* [Request]: Gather the lines that hold the string "JSON".

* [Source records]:
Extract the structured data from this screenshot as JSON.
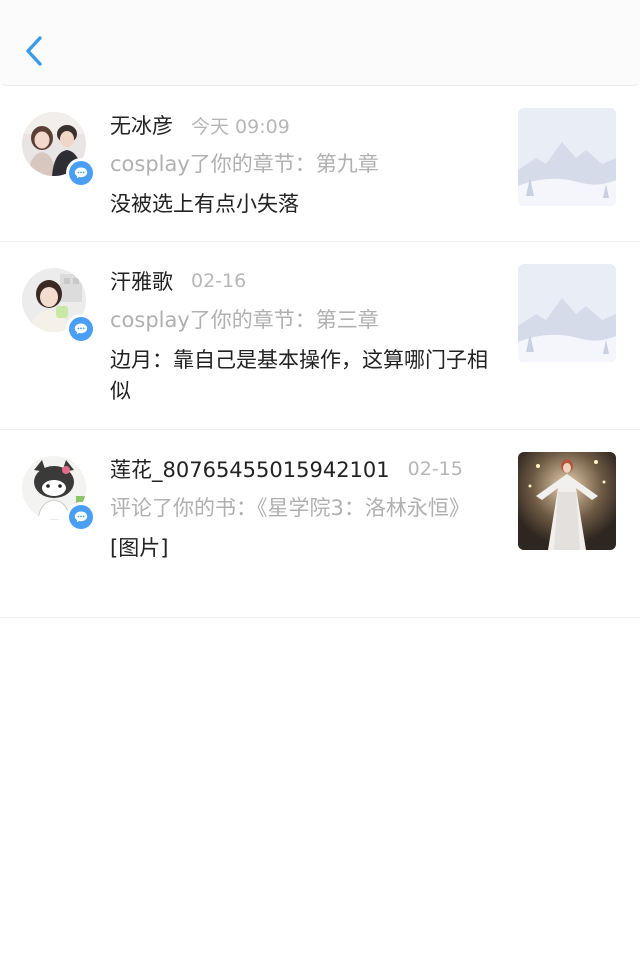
{
  "header": {
    "back_icon": "chevron-left-icon",
    "accent_color": "#3a9ce9"
  },
  "notifications": [
    {
      "user": "无冰彦",
      "time": "今天 09:09",
      "action": "cosplay了你的章节：第九章",
      "message": "没被选上有点小失落",
      "badge_icon": "message-icon",
      "thumbnail": "placeholder-mountain-image"
    },
    {
      "user": "汗雅歌",
      "time": "02-16",
      "action": "cosplay了你的章节：第三章",
      "message": "边月：靠自己是基本操作，这算哪门子相似",
      "badge_icon": "message-icon",
      "thumbnail": "placeholder-mountain-image"
    },
    {
      "user": "莲花_80765455015942101",
      "time": "02-15",
      "action": "评论了你的书：《星学院3：洛林永恒》",
      "message": "[图片]",
      "badge_icon": "message-icon",
      "thumbnail": "book-cover-image"
    }
  ]
}
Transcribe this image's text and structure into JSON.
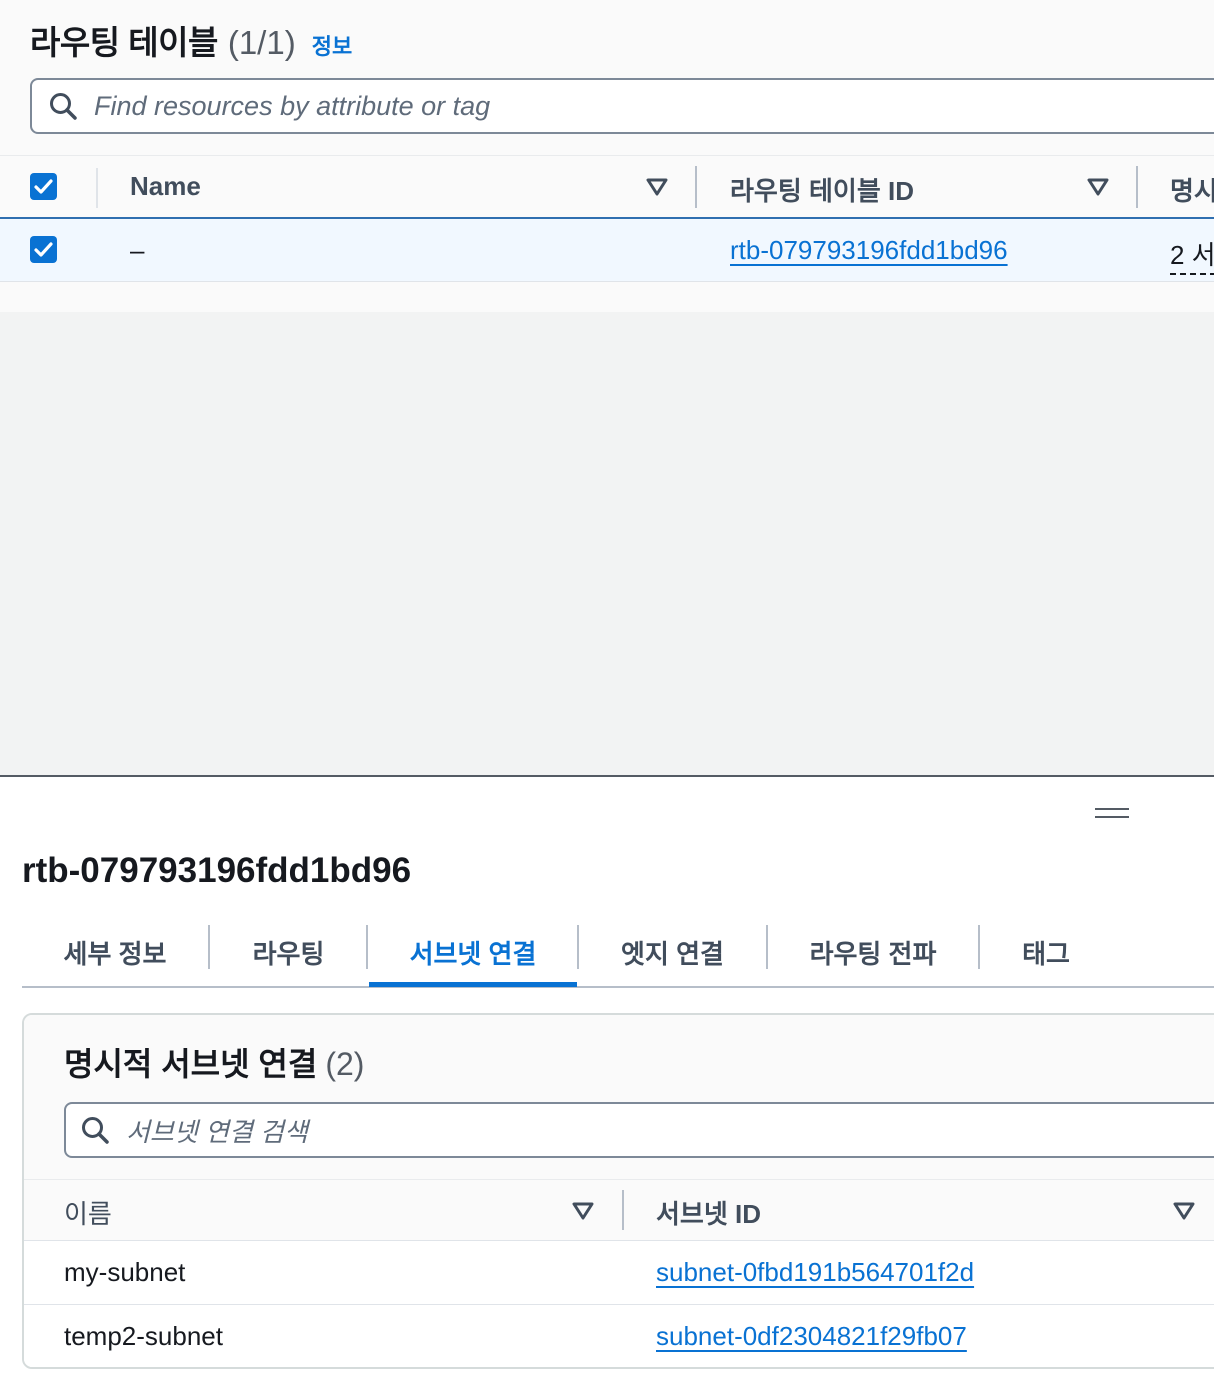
{
  "route_tables": {
    "title": "라우팅 테이블",
    "count": "(1/1)",
    "info_link": "정보",
    "search_placeholder": "Find resources by attribute or tag",
    "columns": {
      "name": "Name",
      "route_table_id": "라우팅 테이블 ID",
      "explicit_truncated": "명시"
    },
    "rows": [
      {
        "selected": true,
        "name": "–",
        "route_table_id": "rtb-079793196fdd1bd96",
        "explicit_truncated": "2 서"
      }
    ]
  },
  "detail": {
    "title": "rtb-079793196fdd1bd96",
    "tabs": [
      {
        "label": "세부 정보"
      },
      {
        "label": "라우팅"
      },
      {
        "label": "서브넷 연결",
        "active": true
      },
      {
        "label": "엣지 연결"
      },
      {
        "label": "라우팅 전파"
      },
      {
        "label": "태그"
      }
    ],
    "explicit_associations": {
      "title": "명시적 서브넷 연결",
      "count": "(2)",
      "search_placeholder": "서브넷 연결 검색",
      "columns": {
        "name": "이름",
        "subnet_id": "서브넷 ID"
      },
      "rows": [
        {
          "name": "my-subnet",
          "subnet_id": "subnet-0fbd191b564701f2d"
        },
        {
          "name": "temp2-subnet",
          "subnet_id": "subnet-0df2304821f29fb07"
        }
      ]
    }
  },
  "colors": {
    "accent": "#0972d3",
    "selected_row_bg": "#f1f8ff",
    "text": "#16191f",
    "muted_text": "#545b64"
  }
}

* [Correct output]:
Extract the structured data from this screenshot as JSON.
Transcribe this image's text and structure into JSON.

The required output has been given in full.